---- Task input

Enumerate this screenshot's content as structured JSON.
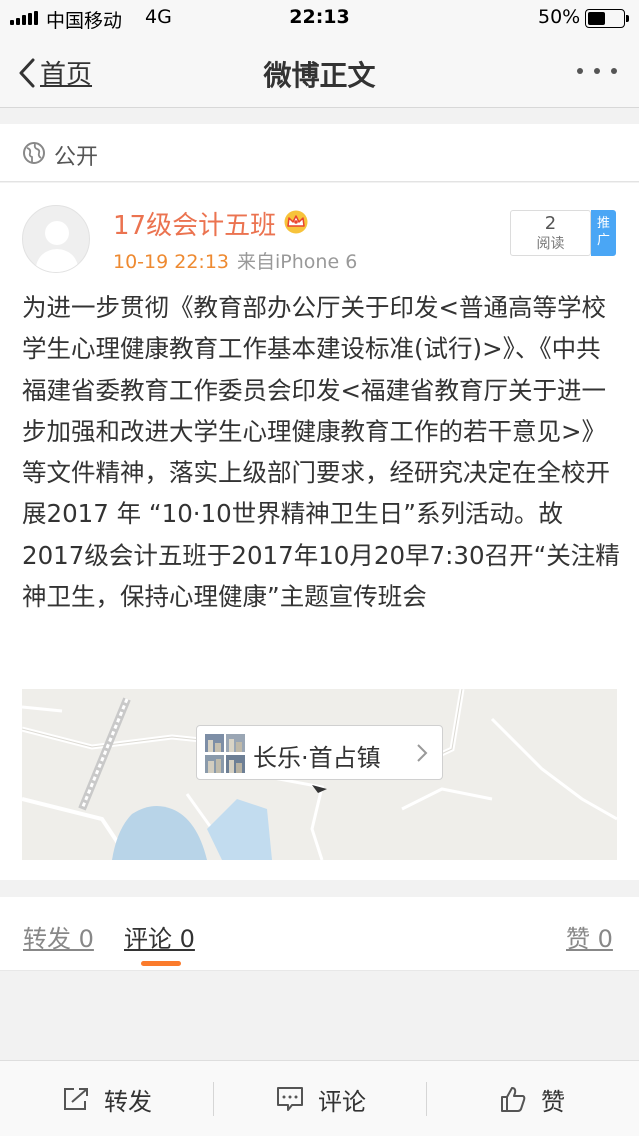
{
  "status_bar": {
    "carrier": "中国移动",
    "network": "4G",
    "time": "22:13",
    "battery_percent": "50%",
    "battery_level": 0.5
  },
  "nav": {
    "back_label": "首页",
    "title": "微博正文"
  },
  "visibility": {
    "label": "公开"
  },
  "post": {
    "username": "17级会计五班",
    "timestamp": "10-19 22:13",
    "source": "来自iPhone 6",
    "read_count": "2",
    "read_label": "阅读",
    "promote_label": "推广",
    "text": "为进一步贯彻《教育部办公厅关于印发<普通高等学校学生心理健康教育工作基本建设标准(试行)>》、《中共福建省委教育工作委员会印发<福建省教育厅关于进一步加强和改进大学生心理健康教育工作的若干意见>》等文件精神，落实上级部门要求，经研究决定在全校开展2017 年 “10·10世界精神卫生日”系列活动。故2017级会计五班于2017年10月20早7:30召开“关注精神卫生，保持心理健康”主题宣传班会",
    "location": "长乐·首占镇"
  },
  "tabs": {
    "repost": "转发 0",
    "comment": "评论 0",
    "like": "赞 0"
  },
  "toolbar": {
    "repost": "转发",
    "comment": "评论",
    "like": "赞"
  },
  "colors": {
    "username": "#eb7350",
    "timestamp": "#ee8a31",
    "promote": "#4aa6f5",
    "tab_indicator": "#fb7b2c"
  }
}
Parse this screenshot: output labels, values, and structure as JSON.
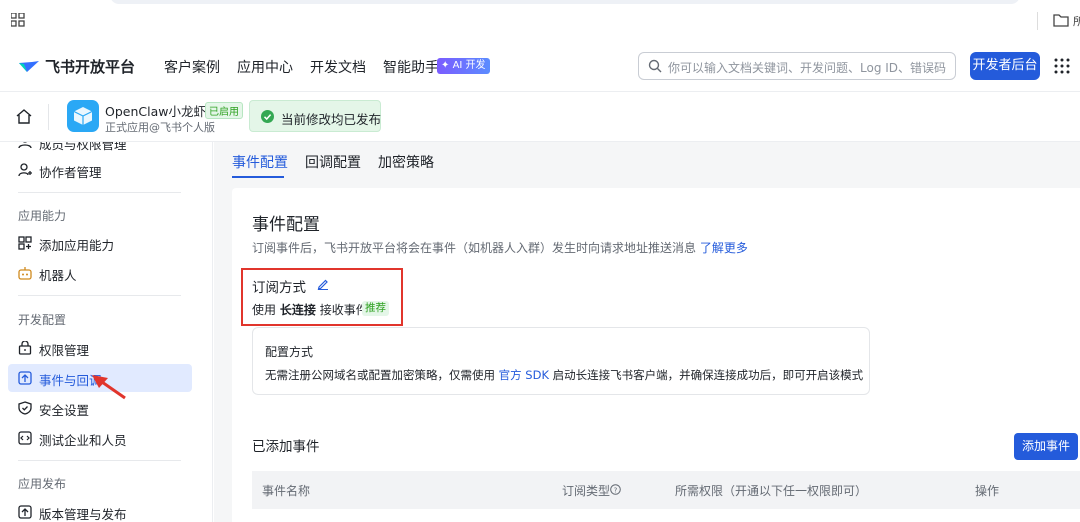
{
  "header": {
    "brand": "飞书开放平台",
    "nav": [
      "客户案例",
      "应用中心",
      "开发文档",
      "智能助手"
    ],
    "ai_badge": "AI 开发",
    "search_placeholder": "你可以输入文档关键词、开发问题、Log ID、错误码",
    "console_button": "开发者后台"
  },
  "app": {
    "name": "OpenClaw小龙虾虾",
    "status_badge": "已启用",
    "subtitle": "正式应用@飞书个人版",
    "toast": "当前修改均已发布"
  },
  "sidebar": {
    "top_items": [
      {
        "label": "成员与权限管理",
        "icon": "member-icon"
      },
      {
        "label": "协作者管理",
        "icon": "user-icon"
      }
    ],
    "sections": [
      {
        "title": "应用能力",
        "items": [
          {
            "label": "添加应用能力",
            "icon": "grid-icon"
          },
          {
            "label": "机器人",
            "icon": "robot-icon"
          }
        ]
      },
      {
        "title": "开发配置",
        "items": [
          {
            "label": "权限管理",
            "icon": "lock-icon"
          },
          {
            "label": "事件与回调",
            "icon": "event-icon",
            "active": true
          },
          {
            "label": "安全设置",
            "icon": "shield-icon"
          },
          {
            "label": "测试企业和人员",
            "icon": "code-icon"
          }
        ]
      },
      {
        "title": "应用发布",
        "items": [
          {
            "label": "版本管理与发布",
            "icon": "version-icon"
          }
        ]
      }
    ]
  },
  "tabs": [
    "事件配置",
    "回调配置",
    "加密策略"
  ],
  "event_config": {
    "title": "事件配置",
    "description": "订阅事件后，飞书开放平台将会在事件（如机器人入群）发生时向请求地址推送消息",
    "learn_more": "了解更多",
    "subscribe_label": "订阅方式",
    "mode_prefix": "使用",
    "mode_bold": "长连接",
    "mode_suffix": "接收事件",
    "recommend_badge": "推荐",
    "mode_card_title": "配置方式",
    "mode_card_text_a": "无需注册公网域名或配置加密策略，仅需使用",
    "mode_card_link": "官方 SDK",
    "mode_card_text_b": "启动长连接飞书客户端，并确保连接成功后，即可开启该模式",
    "added_events_title": "已添加事件",
    "add_event_button": "添加事件",
    "table_headers": [
      "事件名称",
      "订阅类型",
      "所需权限（开通以下任一权限即可）",
      "操作"
    ]
  },
  "colors": {
    "accent": "#245bdb",
    "highlight": "#e1352c",
    "success": "#34a853"
  }
}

--------

→ Given task
Omit the pictures and output all of the other material exactly.

→ Correct response
Enumerate this screenshot's content as structured JSON.
{
  "status_bar": {
    "carrier": "中国移动",
    "network": "4G",
    "time": "22:13",
    "battery_percent": "50%",
    "battery_level": 0.5
  },
  "nav": {
    "back_label": "首页",
    "title": "微博正文"
  },
  "visibility": {
    "label": "公开"
  },
  "post": {
    "username": "17级会计五班",
    "timestamp": "10-19 22:13",
    "source": "来自iPhone 6",
    "read_count": "2",
    "read_label": "阅读",
    "promote_label": "推广",
    "text": "为进一步贯彻《教育部办公厅关于印发<普通高等学校学生心理健康教育工作基本建设标准(试行)>》、《中共福建省委教育工作委员会印发<福建省教育厅关于进一步加强和改进大学生心理健康教育工作的若干意见>》等文件精神，落实上级部门要求，经研究决定在全校开展2017 年 “10·10世界精神卫生日”系列活动。故2017级会计五班于2017年10月20早7:30召开“关注精神卫生，保持心理健康”主题宣传班会",
    "location": "长乐·首占镇"
  },
  "tabs": {
    "repost": "转发 0",
    "comment": "评论 0",
    "like": "赞 0"
  },
  "toolbar": {
    "repost": "转发",
    "comment": "评论",
    "like": "赞"
  },
  "colors": {
    "username": "#eb7350",
    "timestamp": "#ee8a31",
    "promote": "#4aa6f5",
    "tab_indicator": "#fb7b2c"
  }
}
Parse this screenshot: output labels, values, and structure as JSON.
{
  "header": {
    "brand": "飞书开放平台",
    "nav": [
      "客户案例",
      "应用中心",
      "开发文档",
      "智能助手"
    ],
    "ai_badge": "AI 开发",
    "search_placeholder": "你可以输入文档关键词、开发问题、Log ID、错误码",
    "console_button": "开发者后台"
  },
  "app": {
    "name": "OpenClaw小龙虾虾",
    "status_badge": "已启用",
    "subtitle": "正式应用@飞书个人版",
    "toast": "当前修改均已发布"
  },
  "sidebar": {
    "top_items": [
      {
        "label": "成员与权限管理",
        "icon": "member-icon"
      },
      {
        "label": "协作者管理",
        "icon": "user-icon"
      }
    ],
    "sections": [
      {
        "title": "应用能力",
        "items": [
          {
            "label": "添加应用能力",
            "icon": "grid-icon"
          },
          {
            "label": "机器人",
            "icon": "robot-icon"
          }
        ]
      },
      {
        "title": "开发配置",
        "items": [
          {
            "label": "权限管理",
            "icon": "lock-icon"
          },
          {
            "label": "事件与回调",
            "icon": "event-icon",
            "active": true
          },
          {
            "label": "安全设置",
            "icon": "shield-icon"
          },
          {
            "label": "测试企业和人员",
            "icon": "code-icon"
          }
        ]
      },
      {
        "title": "应用发布",
        "items": [
          {
            "label": "版本管理与发布",
            "icon": "version-icon"
          }
        ]
      }
    ]
  },
  "tabs": [
    "事件配置",
    "回调配置",
    "加密策略"
  ],
  "event_config": {
    "title": "事件配置",
    "description": "订阅事件后，飞书开放平台将会在事件（如机器人入群）发生时向请求地址推送消息",
    "learn_more": "了解更多",
    "subscribe_label": "订阅方式",
    "mode_prefix": "使用",
    "mode_bold": "长连接",
    "mode_suffix": "接收事件",
    "recommend_badge": "推荐",
    "mode_card_title": "配置方式",
    "mode_card_text_a": "无需注册公网域名或配置加密策略，仅需使用",
    "mode_card_link": "官方 SDK",
    "mode_card_text_b": "启动长连接飞书客户端，并确保连接成功后，即可开启该模式",
    "added_events_title": "已添加事件",
    "add_event_button": "添加事件",
    "table_headers": [
      "事件名称",
      "订阅类型",
      "所需权限（开通以下任一权限即可）",
      "操作"
    ]
  },
  "colors": {
    "accent": "#245bdb",
    "highlight": "#e1352c",
    "success": "#34a853"
  }
}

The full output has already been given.